油絵とは?水彩・アクリル画との違い|初めてでも簡単に分かる油絵の歴史

こんにちは、画家の落合真由美です。

油絵は15世紀に生み出されて以来、
様々な進化を遂げてきた
伝統的な絵画技法です。

油絵とは油絵の具で描くことは
皆さんご存知だと思いますが、
改めて油絵って何なのか?
水彩画やアクリル画とはどう違うのか?
油絵の歴史を紐解きながら
初めての方にも分かりやすく
解説していきます。

油絵の特徴は?簡単に解説

油絵とは何なのか?

 

簡単に言うと油絵とは
「透明感があって
描き直しが自由にできる絵画技法」
です。

 

油絵の具は顔料を油で練ったものですが、
油絵の具の大きな特徴としては

透明感
可塑性

の二つです。

 

透明感を解説すると

油絵の具は練られている油によって
艶っぽく見えたり透明感を感じます。
さらに乾燥しても練ってある油は
蒸発せずにそのままの状態で固まるので、
完成しても透明感のある艶っぽい画面が
キープします。
もちろん油の量は調節できるので
マットな画面に仕上げることもできます。

 

可塑性とは

自由に形を変えられる性質のことです。
例えば紙粘土は乾くまでは
自由に形を作ることができます。
そして乾くと固まりますよね。
同様に、
油絵の具も完全に乾くまでは
伸ばしたり暈したり厚く盛り上げたり、
思うままに絵の具の形態を
操ることができます。

● 必要な作業
• A. 油絵の解説文をもとに、次の問いに答えてください。
(i) 油絵は何世紀に生み出されたと書かれていますか。
(ii) 油絵の具の大きな特徴として挙げられている二つは何ですか。
(iii) 可塑性の説明で、たとえとして使われている素材は何ですか。
• B. 油絵の解説文のうち、「油絵の具は練られている油によって」から「自由に形を変えられる性質のことです。」までを、両端を含めて一字一句違えずに書き写してください。
この後の一覧は、油絵の解説文とは別の出典から取られたものです。

● 保存済みデータ
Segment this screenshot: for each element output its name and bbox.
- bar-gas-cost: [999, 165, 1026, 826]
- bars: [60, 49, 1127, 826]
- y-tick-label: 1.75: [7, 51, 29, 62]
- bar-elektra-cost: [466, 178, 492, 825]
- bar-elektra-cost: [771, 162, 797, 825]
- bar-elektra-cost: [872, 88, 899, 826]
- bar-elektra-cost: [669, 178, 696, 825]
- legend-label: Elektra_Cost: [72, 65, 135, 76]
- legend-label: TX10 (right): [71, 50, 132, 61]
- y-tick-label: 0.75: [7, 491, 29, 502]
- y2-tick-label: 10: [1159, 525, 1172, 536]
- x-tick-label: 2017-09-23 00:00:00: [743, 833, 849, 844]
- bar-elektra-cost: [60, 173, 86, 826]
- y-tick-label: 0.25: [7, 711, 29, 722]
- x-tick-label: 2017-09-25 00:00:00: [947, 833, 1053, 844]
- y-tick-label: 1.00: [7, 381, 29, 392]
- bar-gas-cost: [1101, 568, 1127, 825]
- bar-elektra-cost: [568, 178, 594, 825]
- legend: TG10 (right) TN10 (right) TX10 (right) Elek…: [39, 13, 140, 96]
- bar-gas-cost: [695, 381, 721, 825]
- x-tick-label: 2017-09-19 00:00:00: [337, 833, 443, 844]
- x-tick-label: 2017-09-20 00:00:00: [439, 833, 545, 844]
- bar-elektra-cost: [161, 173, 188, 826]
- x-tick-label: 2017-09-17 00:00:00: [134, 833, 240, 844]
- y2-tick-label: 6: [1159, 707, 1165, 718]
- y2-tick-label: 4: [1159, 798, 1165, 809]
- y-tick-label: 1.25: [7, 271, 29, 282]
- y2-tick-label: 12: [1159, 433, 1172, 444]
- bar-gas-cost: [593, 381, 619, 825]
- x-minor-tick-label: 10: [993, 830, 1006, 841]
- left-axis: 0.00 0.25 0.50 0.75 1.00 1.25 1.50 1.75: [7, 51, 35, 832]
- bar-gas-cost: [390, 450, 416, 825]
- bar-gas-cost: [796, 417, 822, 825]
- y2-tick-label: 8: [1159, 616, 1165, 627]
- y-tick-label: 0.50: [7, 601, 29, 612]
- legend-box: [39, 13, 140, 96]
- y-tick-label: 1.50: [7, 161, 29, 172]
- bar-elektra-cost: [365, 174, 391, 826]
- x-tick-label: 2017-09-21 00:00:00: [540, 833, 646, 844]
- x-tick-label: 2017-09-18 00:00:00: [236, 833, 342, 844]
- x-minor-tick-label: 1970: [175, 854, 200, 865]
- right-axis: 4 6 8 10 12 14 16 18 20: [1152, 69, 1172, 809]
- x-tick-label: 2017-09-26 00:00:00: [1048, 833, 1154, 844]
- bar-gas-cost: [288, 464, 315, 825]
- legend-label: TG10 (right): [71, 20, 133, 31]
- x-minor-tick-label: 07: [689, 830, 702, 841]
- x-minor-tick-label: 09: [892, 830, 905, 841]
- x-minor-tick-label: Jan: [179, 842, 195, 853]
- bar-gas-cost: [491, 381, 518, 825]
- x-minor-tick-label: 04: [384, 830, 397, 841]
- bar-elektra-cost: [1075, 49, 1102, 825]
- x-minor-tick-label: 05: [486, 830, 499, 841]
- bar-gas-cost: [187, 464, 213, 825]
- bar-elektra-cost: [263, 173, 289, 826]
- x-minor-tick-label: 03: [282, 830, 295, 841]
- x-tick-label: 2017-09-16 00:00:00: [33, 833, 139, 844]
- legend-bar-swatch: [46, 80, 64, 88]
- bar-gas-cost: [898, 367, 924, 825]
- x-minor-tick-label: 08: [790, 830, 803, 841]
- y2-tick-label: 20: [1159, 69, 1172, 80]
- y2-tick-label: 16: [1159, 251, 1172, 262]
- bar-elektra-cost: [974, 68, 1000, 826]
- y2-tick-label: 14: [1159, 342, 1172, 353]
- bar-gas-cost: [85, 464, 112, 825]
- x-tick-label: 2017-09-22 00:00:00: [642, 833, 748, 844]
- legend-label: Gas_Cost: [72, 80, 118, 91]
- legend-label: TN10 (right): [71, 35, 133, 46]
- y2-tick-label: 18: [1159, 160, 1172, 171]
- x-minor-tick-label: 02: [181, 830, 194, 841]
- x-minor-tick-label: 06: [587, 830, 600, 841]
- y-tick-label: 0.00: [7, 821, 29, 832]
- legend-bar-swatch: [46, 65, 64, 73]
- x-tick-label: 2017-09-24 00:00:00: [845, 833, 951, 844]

● 課題の解答
• A.
(i) 15世紀
(ii) 透明感と可塑性
(iii) 紙粘土

• B.
油絵の具は練られている油によって
艶っぽく見えたり透明感を感じます。
さらに乾燥しても練ってある油は
蒸発せずにそのままの状態で固まるので、
完成しても透明感のある艶っぽい画面が
キープします。
もちろん油の量は調節できるので
マットな画面に仕上げることもできます。

 

可塑性とは

自由に形を変えられる性質のことです。